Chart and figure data
──────
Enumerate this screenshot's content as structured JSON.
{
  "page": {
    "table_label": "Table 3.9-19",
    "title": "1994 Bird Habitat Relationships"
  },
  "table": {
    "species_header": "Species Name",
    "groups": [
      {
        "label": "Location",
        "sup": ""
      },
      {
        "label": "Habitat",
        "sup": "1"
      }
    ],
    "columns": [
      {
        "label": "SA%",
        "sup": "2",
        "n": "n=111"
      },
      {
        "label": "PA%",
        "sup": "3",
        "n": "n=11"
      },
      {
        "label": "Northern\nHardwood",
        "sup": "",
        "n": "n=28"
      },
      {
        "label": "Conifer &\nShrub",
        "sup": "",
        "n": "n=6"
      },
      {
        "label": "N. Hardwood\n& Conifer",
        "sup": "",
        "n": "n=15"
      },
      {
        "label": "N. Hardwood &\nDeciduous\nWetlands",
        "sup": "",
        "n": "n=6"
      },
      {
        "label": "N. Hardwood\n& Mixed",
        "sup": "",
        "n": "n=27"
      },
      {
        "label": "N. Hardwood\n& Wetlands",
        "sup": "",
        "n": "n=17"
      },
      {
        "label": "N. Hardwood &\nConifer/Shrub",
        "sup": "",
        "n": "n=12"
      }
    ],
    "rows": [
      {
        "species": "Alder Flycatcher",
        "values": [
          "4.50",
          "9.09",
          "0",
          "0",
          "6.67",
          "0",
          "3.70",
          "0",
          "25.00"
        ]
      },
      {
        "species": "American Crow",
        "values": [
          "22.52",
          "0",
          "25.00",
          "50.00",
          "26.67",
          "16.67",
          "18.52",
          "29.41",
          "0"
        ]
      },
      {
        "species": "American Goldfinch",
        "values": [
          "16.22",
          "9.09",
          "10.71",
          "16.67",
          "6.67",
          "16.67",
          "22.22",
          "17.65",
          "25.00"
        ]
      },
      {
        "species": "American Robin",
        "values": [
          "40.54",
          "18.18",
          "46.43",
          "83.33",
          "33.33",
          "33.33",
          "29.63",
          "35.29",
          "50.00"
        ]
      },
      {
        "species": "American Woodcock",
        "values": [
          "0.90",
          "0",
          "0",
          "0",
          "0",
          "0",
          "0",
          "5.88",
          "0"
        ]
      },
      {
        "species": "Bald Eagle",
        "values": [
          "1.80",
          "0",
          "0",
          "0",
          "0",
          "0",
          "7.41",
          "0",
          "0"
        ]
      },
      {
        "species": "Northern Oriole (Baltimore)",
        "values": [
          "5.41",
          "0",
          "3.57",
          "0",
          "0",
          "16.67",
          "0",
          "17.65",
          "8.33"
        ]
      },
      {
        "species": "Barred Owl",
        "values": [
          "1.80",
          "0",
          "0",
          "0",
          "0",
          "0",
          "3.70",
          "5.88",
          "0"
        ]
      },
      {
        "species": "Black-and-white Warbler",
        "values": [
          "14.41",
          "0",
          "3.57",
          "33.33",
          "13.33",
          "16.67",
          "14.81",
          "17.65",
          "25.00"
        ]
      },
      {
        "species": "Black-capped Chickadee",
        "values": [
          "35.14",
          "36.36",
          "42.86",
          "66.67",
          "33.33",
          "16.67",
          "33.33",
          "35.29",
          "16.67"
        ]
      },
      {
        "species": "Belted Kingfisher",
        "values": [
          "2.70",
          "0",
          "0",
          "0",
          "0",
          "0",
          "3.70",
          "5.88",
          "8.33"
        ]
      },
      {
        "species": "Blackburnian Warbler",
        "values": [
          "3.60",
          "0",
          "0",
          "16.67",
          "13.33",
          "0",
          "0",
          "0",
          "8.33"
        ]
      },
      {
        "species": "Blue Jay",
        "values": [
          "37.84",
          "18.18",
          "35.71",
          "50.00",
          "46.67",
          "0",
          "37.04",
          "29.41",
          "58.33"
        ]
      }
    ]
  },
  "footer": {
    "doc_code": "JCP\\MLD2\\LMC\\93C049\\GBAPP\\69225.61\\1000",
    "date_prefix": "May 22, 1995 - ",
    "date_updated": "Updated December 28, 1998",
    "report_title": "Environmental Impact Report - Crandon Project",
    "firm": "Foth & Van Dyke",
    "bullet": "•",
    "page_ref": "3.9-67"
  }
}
──────
What to produce —
Write out the whole listing again. Match it word for word.

Solution for this problem —
Enumerate this screenshot's content as structured JSON.
{
  "page": {
    "table_label": "Table 3.9-19",
    "title": "1994 Bird Habitat Relationships"
  },
  "table": {
    "species_header": "Species Name",
    "groups": [
      {
        "label": "Location",
        "sup": ""
      },
      {
        "label": "Habitat",
        "sup": "1"
      }
    ],
    "columns": [
      {
        "label": "SA%",
        "sup": "2",
        "n": "n=111"
      },
      {
        "label": "PA%",
        "sup": "3",
        "n": "n=11"
      },
      {
        "label": "Northern\nHardwood",
        "sup": "",
        "n": "n=28"
      },
      {
        "label": "Conifer &\nShrub",
        "sup": "",
        "n": "n=6"
      },
      {
        "label": "N. Hardwood\n& Conifer",
        "sup": "",
        "n": "n=15"
      },
      {
        "label": "N. Hardwood &\nDeciduous\nWetlands",
        "sup": "",
        "n": "n=6"
      },
      {
        "label": "N. Hardwood\n& Mixed",
        "sup": "",
        "n": "n=27"
      },
      {
        "label": "N. Hardwood\n& Wetlands",
        "sup": "",
        "n": "n=17"
      },
      {
        "label": "N. Hardwood &\nConifer/Shrub",
        "sup": "",
        "n": "n=12"
      }
    ],
    "rows": [
      {
        "species": "Alder Flycatcher",
        "values": [
          "4.50",
          "9.09",
          "0",
          "0",
          "6.67",
          "0",
          "3.70",
          "0",
          "25.00"
        ]
      },
      {
        "species": "American Crow",
        "values": [
          "22.52",
          "0",
          "25.00",
          "50.00",
          "26.67",
          "16.67",
          "18.52",
          "29.41",
          "0"
        ]
      },
      {
        "species": "American Goldfinch",
        "values": [
          "16.22",
          "9.09",
          "10.71",
          "16.67",
          "6.67",
          "16.67",
          "22.22",
          "17.65",
          "25.00"
        ]
      },
      {
        "species": "American Robin",
        "values": [
          "40.54",
          "18.18",
          "46.43",
          "83.33",
          "33.33",
          "33.33",
          "29.63",
          "35.29",
          "50.00"
        ]
      },
      {
        "species": "American Woodcock",
        "values": [
          "0.90",
          "0",
          "0",
          "0",
          "0",
          "0",
          "0",
          "5.88",
          "0"
        ]
      },
      {
        "species": "Bald Eagle",
        "values": [
          "1.80",
          "0",
          "0",
          "0",
          "0",
          "0",
          "7.41",
          "0",
          "0"
        ]
      },
      {
        "species": "Northern Oriole (Baltimore)",
        "values": [
          "5.41",
          "0",
          "3.57",
          "0",
          "0",
          "16.67",
          "0",
          "17.65",
          "8.33"
        ]
      },
      {
        "species": "Barred Owl",
        "values": [
          "1.80",
          "0",
          "0",
          "0",
          "0",
          "0",
          "3.70",
          "5.88",
          "0"
        ]
      },
      {
        "species": "Black-and-white Warbler",
        "values": [
          "14.41",
          "0",
          "3.57",
          "33.33",
          "13.33",
          "16.67",
          "14.81",
          "17.65",
          "25.00"
        ]
      },
      {
        "species": "Black-capped Chickadee",
        "values": [
          "35.14",
          "36.36",
          "42.86",
          "66.67",
          "33.33",
          "16.67",
          "33.33",
          "35.29",
          "16.67"
        ]
      },
      {
        "species": "Belted Kingfisher",
        "values": [
          "2.70",
          "0",
          "0",
          "0",
          "0",
          "0",
          "3.70",
          "5.88",
          "8.33"
        ]
      },
      {
        "species": "Blackburnian Warbler",
        "values": [
          "3.60",
          "0",
          "0",
          "16.67",
          "13.33",
          "0",
          "0",
          "0",
          "8.33"
        ]
      },
      {
        "species": "Blue Jay",
        "values": [
          "37.84",
          "18.18",
          "35.71",
          "50.00",
          "46.67",
          "0",
          "37.04",
          "29.41",
          "58.33"
        ]
      }
    ]
  },
  "footer": {
    "doc_code": "JCP\\MLD2\\LMC\\93C049\\GBAPP\\69225.61\\1000",
    "date_prefix": "May 22, 1995 - ",
    "date_updated": "Updated December 28, 1998",
    "report_title": "Environmental Impact Report - Crandon Project",
    "firm": "Foth & Van Dyke",
    "bullet": "•",
    "page_ref": "3.9-67"
  }
}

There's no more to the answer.